- _Input_:
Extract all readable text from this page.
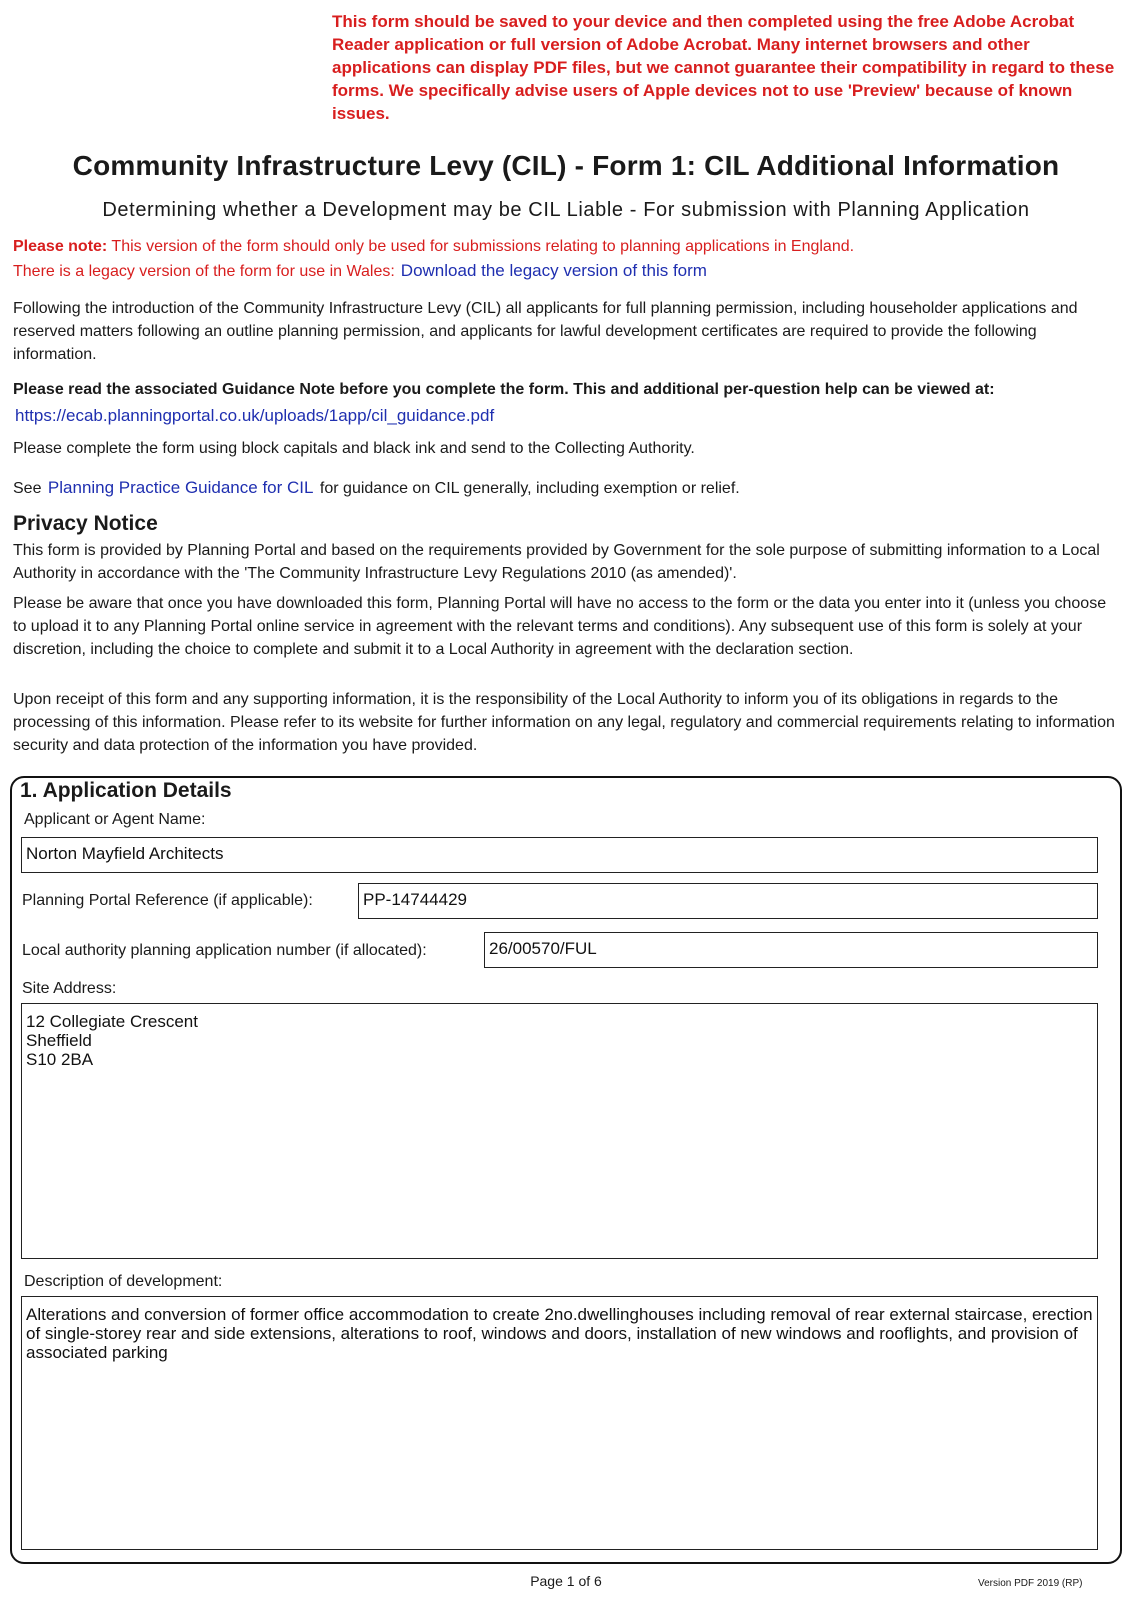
This form should be saved to your device and then completed using the free Adobe Acrobat Reader application or full version of Adobe Acrobat. Many internet browsers and other applications can display PDF files, but we cannot guarantee their compatibility in regard to these forms. We specifically advise users of Apple devices not to use 'Preview' because of known issues.
Community Infrastructure Levy (CIL) - Form 1: CIL Additional Information
Determining whether a Development may be CIL Liable - For submission with Planning Application
Please note: This version of the form should only be used for submissions relating to planning applications in England.
There is a legacy version of the form for use in Wales: Download the legacy version of this form
Following the introduction of the Community Infrastructure Levy (CIL) all applicants for full planning permission, including householder applications and reserved matters following an outline planning permission, and applicants for lawful development certificates are required to provide the following information.
Please read the associated Guidance Note before you complete the form. This and additional per-question help can be viewed at:
https://ecab.planningportal.co.uk/uploads/1app/cil_guidance.pdf
Please complete the form using block capitals and black ink and send to the Collecting Authority.
See Planning Practice Guidance for CIL for guidance on CIL generally, including exemption or relief.
Privacy Notice
This form is provided by Planning Portal and based on the requirements provided by Government for the sole purpose of submitting information to a Local Authority in accordance with the 'The Community Infrastructure Levy Regulations 2010 (as amended)'.
Please be aware that once you have downloaded this form, Planning Portal will have no access to the form or the data you enter into it (unless you choose to upload it to any Planning Portal online service in agreement with the relevant terms and conditions). Any subsequent use of this form is solely at your discretion, including the choice to complete and submit it to a Local Authority in agreement with the declaration section.
Upon receipt of this form and any supporting information, it is the responsibility of the Local Authority to inform you of its obligations in regards to the processing of this information. Please refer to its website for further information on any legal, regulatory and commercial requirements relating to information security and data protection of the information you have provided.
1. Application Details
Applicant or Agent Name:
Norton Mayfield Architects
Planning Portal Reference (if applicable):	PP-14744429
Local authority planning application number (if allocated):	26/00570/FUL
Site Address:
12 Collegiate Crescent
Sheffield
S10 2BA
Description of development:
Alterations and conversion of former office accommodation to create 2no.dwellinghouses including removal of rear external staircase, erection of single-storey rear and side extensions, alterations to roof, windows and doors, installation of new windows and rooflights, and provision of associated parking
Page 1 of 6	Version PDF 2019 (RP)
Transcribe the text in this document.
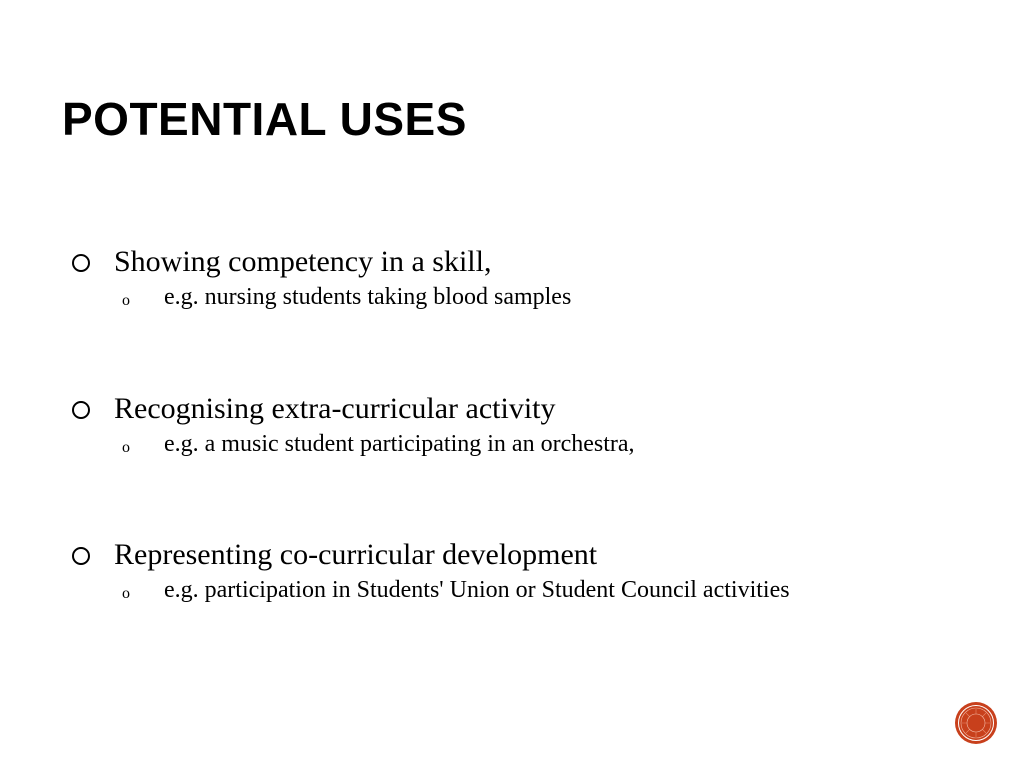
POTENTIAL USES
Showing competency in a skill,
o	e.g. nursing students taking blood samples
Recognising extra-curricular activity
o	e.g. a music student participating in an orchestra,
Representing co-curricular development
o	e.g. participation in Students' Union or Student Council activities
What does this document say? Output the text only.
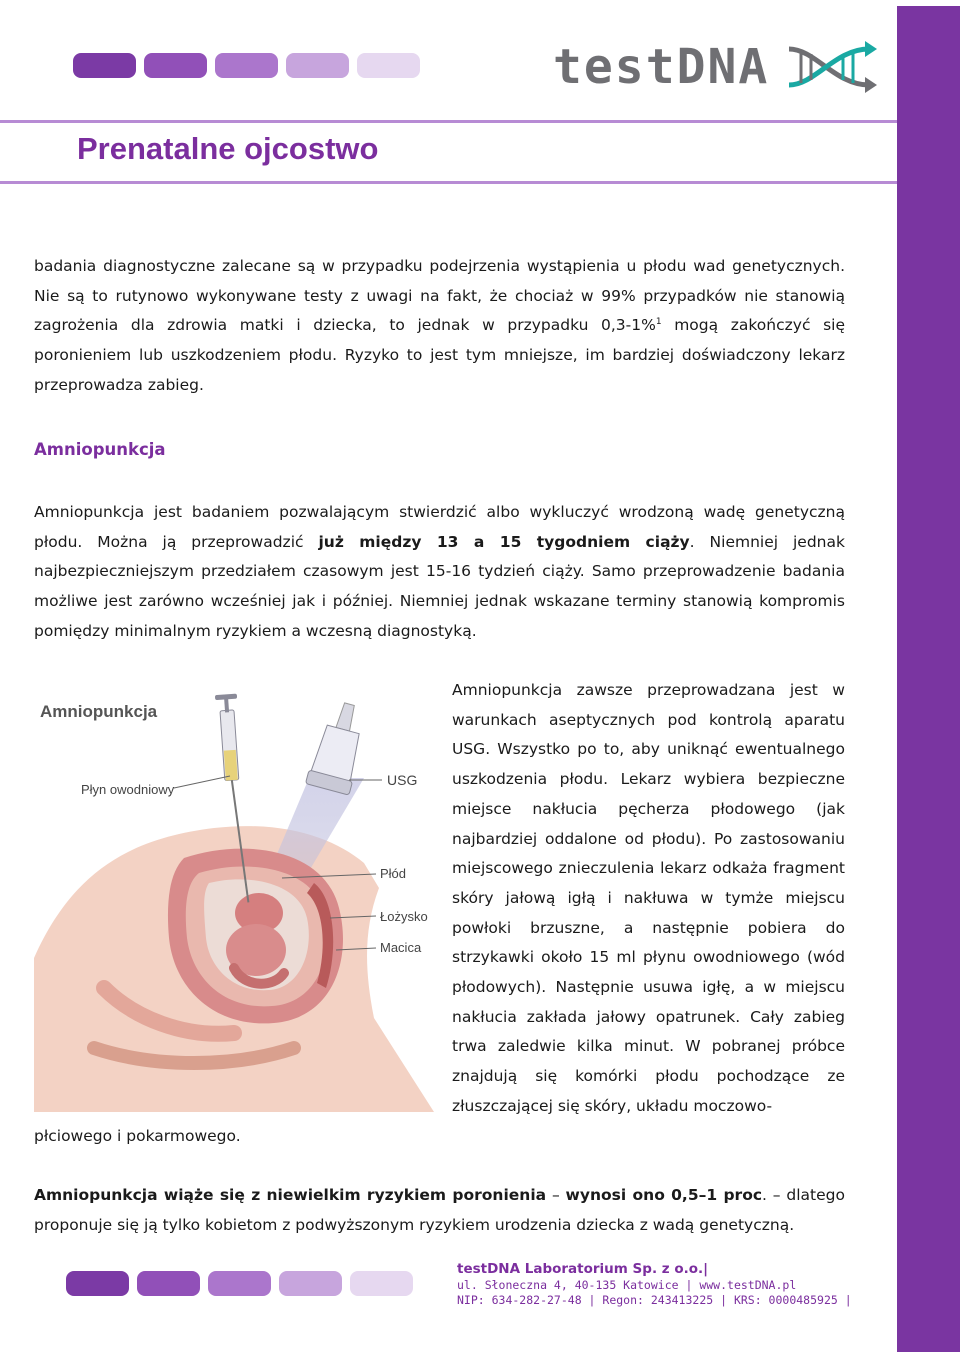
testDNA
Prenatalne ojcostwo

badania diagnostyczne zalecane są w przypadku podejrzenia wystąpienia u płodu wad genetycznych. Nie są to rutynowo wykonywane testy z uwagi na fakt, że chociaż w 99% przypadków nie stanowią zagrożenia dla zdrowia matki i dziecka, to jednak w przypadku 0,3-1%$^1$ mogą zakończyć się poronieniem lub uszkodzeniem płodu. Ryzyko to jest tym mniejsze, im bardziej doświadczony lekarz przeprowadza zabieg.

Amniopunkcja

Amniopunkcja jest badaniem pozwalającym stwierdzić albo wykluczyć wrodzoną wadę genetyczną płodu. Można ją przeprowadzić już między 13 a 15 tygodniem ciąży. Niemniej jednak najbezpieczniejszym przedziałem czasowym jest 15-16 tydzień ciąży. Samo przeprowadzenie badania możliwe jest zarówno wcześniej jak i później. Niemniej jednak wskazane terminy stanowią kompromis pomiędzy minimalnym ryzykiem a wczesną diagnostyką.

Amniopunkcja
Płyn owodniowy
USG
Płód
Łożysko
Macica

Amniopunkcja zawsze przeprowadzana jest w warunkach aseptycznych pod kontrolą aparatu USG. Wszystko po to, aby uniknąć ewentualnego uszkodzenia płodu. Lekarz wybiera bezpieczne miejsce nakłucia pęcherza płodowego (jak najbardziej oddalone od płodu). Po zastosowaniu miejscowego znieczulenia lekarz odkaża fragment skóry jałową igłą i nakłuwa w tymże miejscu powłoki brzuszne, a następnie pobiera do strzykawki około 15 ml płynu owodniowego (wód płodowych). Następnie usuwa igłę, a w miejscu nakłucia zakłada jałowy opatrunek. Cały zabieg trwa zaledwie kilka minut. W pobranej próbce znajdują się komórki płodu pochodzące ze złuszczającej się skóry, układu moczowo-

płciowego i pokarmowego.

Amniopunkcja wiąże się z niewielkim ryzykiem poronienia – wynosi ono 0,5–1 proc. – dlatego proponuje się ją tylko kobietom z podwyższonym ryzykiem urodzenia dziecka z wadą genetyczną.

testDNA Laboratorium Sp. z o.o.|
ul. Słoneczna 4, 40-135 Katowice | www.testDNA.pl
NIP: 634-282-27-48 | Regon: 243413225 | KRS: 0000485925 |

- _Problem details_: Retype all of the entries exactly as written, leaving out any images.

- _Solution_:
Extract all readable text from this page.
This form should be saved to your device and then completed using the free Adobe Acrobat Reader application or full version of Adobe Acrobat. Many internet browsers and other applications can display PDF files, but we cannot guarantee their compatibility in regard to these forms. We specifically advise users of Apple devices not to use 'Preview' because of known issues.
Community Infrastructure Levy (CIL) - Form 1: CIL Additional Information
Determining whether a Development may be CIL Liable - For submission with Planning Application
Please note: This version of the form should only be used for submissions relating to planning applications in England.
There is a legacy version of the form for use in Wales: Download the legacy version of this form
Following the introduction of the Community Infrastructure Levy (CIL) all applicants for full planning permission, including householder applications and reserved matters following an outline planning permission, and applicants for lawful development certificates are required to provide the following information.
Please read the associated Guidance Note before you complete the form. This and additional per-question help can be viewed at:
https://ecab.planningportal.co.uk/uploads/1app/cil_guidance.pdf
Please complete the form using block capitals and black ink and send to the Collecting Authority.
See Planning Practice Guidance for CIL for guidance on CIL generally, including exemption or relief.
Privacy Notice
This form is provided by Planning Portal and based on the requirements provided by Government for the sole purpose of submitting information to a Local Authority in accordance with the 'The Community Infrastructure Levy Regulations 2010 (as amended)'.
Please be aware that once you have downloaded this form, Planning Portal will have no access to the form or the data you enter into it (unless you choose to upload it to any Planning Portal online service in agreement with the relevant terms and conditions). Any subsequent use of this form is solely at your discretion, including the choice to complete and submit it to a Local Authority in agreement with the declaration section.
Upon receipt of this form and any supporting information, it is the responsibility of the Local Authority to inform you of its obligations in regards to the processing of this information. Please refer to its website for further information on any legal, regulatory and commercial requirements relating to information security and data protection of the information you have provided.
1. Application Details
Applicant or Agent Name:
Norton Mayfield Architects
Planning Portal Reference (if applicable):	PP-14744429
Local authority planning application number (if allocated):	26/00570/FUL
Site Address:
12 Collegiate Crescent
Sheffield
S10 2BA
Description of development:
Alterations and conversion of former office accommodation to create 2no.dwellinghouses including removal of rear external staircase, erection of single-storey rear and side extensions, alterations to roof, windows and doors, installation of new windows and rooflights, and provision of associated parking
Page 1 of 6	Version PDF 2019 (RP)
Transcribe the text in this document.
POTENTIAL USES
Showing competency in a skill,
o	e.g. nursing students taking blood samples
Recognising extra-curricular activity
o	e.g. a music student participating in an orchestra,
Representing co-curricular development
o	e.g. participation in Students' Union or Student Council activities
What does this document say? Output the text only.
testDNA
Prenatalne ojcostwo

badania diagnostyczne zalecane są w przypadku podejrzenia wystąpienia u płodu wad genetycznych. Nie są to rutynowo wykonywane testy z uwagi na fakt, że chociaż w 99% przypadków nie stanowią zagrożenia dla zdrowia matki i dziecka, to jednak w przypadku 0,3-1%$^1$ mogą zakończyć się poronieniem lub uszkodzeniem płodu. Ryzyko to jest tym mniejsze, im bardziej doświadczony lekarz przeprowadza zabieg.

Amniopunkcja

Amniopunkcja jest badaniem pozwalającym stwierdzić albo wykluczyć wrodzoną wadę genetyczną płodu. Można ją przeprowadzić już między 13 a 15 tygodniem ciąży. Niemniej jednak najbezpieczniejszym przedziałem czasowym jest 15-16 tydzień ciąży. Samo przeprowadzenie badania możliwe jest zarówno wcześniej jak i później. Niemniej jednak wskazane terminy stanowią kompromis pomiędzy minimalnym ryzykiem a wczesną diagnostyką.

Amniopunkcja
Płyn owodniowy
USG
Płód
Łożysko
Macica

Amniopunkcja zawsze przeprowadzana jest w warunkach aseptycznych pod kontrolą aparatu USG. Wszystko po to, aby uniknąć ewentualnego uszkodzenia płodu. Lekarz wybiera bezpieczne miejsce nakłucia pęcherza płodowego (jak najbardziej oddalone od płodu). Po zastosowaniu miejscowego znieczulenia lekarz odkaża fragment skóry jałową igłą i nakłuwa w tymże miejscu powłoki brzuszne, a następnie pobiera do strzykawki około 15 ml płynu owodniowego (wód płodowych). Następnie usuwa igłę, a w miejscu nakłucia zakłada jałowy opatrunek. Cały zabieg trwa zaledwie kilka minut. W pobranej próbce znajdują się komórki płodu pochodzące ze złuszczającej się skóry, układu moczowo-

płciowego i pokarmowego.

Amniopunkcja wiąże się z niewielkim ryzykiem poronienia – wynosi ono 0,5–1 proc. – dlatego proponuje się ją tylko kobietom z podwyższonym ryzykiem urodzenia dziecka z wadą genetyczną.

testDNA Laboratorium Sp. z o.o.|
ul. Słoneczna 4, 40-135 Katowice | www.testDNA.pl
NIP: 634-282-27-48 | Regon: 243413225 | KRS: 0000485925 |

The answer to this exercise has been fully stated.